### The data
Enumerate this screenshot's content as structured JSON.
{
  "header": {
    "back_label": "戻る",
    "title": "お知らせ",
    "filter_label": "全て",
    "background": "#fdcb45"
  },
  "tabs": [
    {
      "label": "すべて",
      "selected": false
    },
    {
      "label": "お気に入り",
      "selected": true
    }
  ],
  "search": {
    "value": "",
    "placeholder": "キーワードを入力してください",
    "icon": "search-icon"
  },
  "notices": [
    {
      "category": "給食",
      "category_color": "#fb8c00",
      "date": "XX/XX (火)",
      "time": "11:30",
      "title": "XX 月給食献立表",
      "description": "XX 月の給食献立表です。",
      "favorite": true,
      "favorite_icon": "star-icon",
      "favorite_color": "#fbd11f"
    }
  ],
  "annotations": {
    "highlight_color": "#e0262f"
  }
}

### The exercise
All the entries above need to be reproduced exactly.

### Complete answer
Enumerate this screenshot's content as structured JSON.
{
  "header": {
    "back_label": "戻る",
    "title": "お知らせ",
    "filter_label": "全て",
    "background": "#fdcb45"
  },
  "tabs": [
    {
      "label": "すべて",
      "selected": false
    },
    {
      "label": "お気に入り",
      "selected": true
    }
  ],
  "search": {
    "value": "",
    "placeholder": "キーワードを入力してください",
    "icon": "search-icon"
  },
  "notices": [
    {
      "category": "給食",
      "category_color": "#fb8c00",
      "date": "XX/XX (火)",
      "time": "11:30",
      "title": "XX 月給食献立表",
      "description": "XX 月の給食献立表です。",
      "favorite": true,
      "favorite_icon": "star-icon",
      "favorite_color": "#fbd11f"
    }
  ],
  "annotations": {
    "highlight_color": "#e0262f"
  }
}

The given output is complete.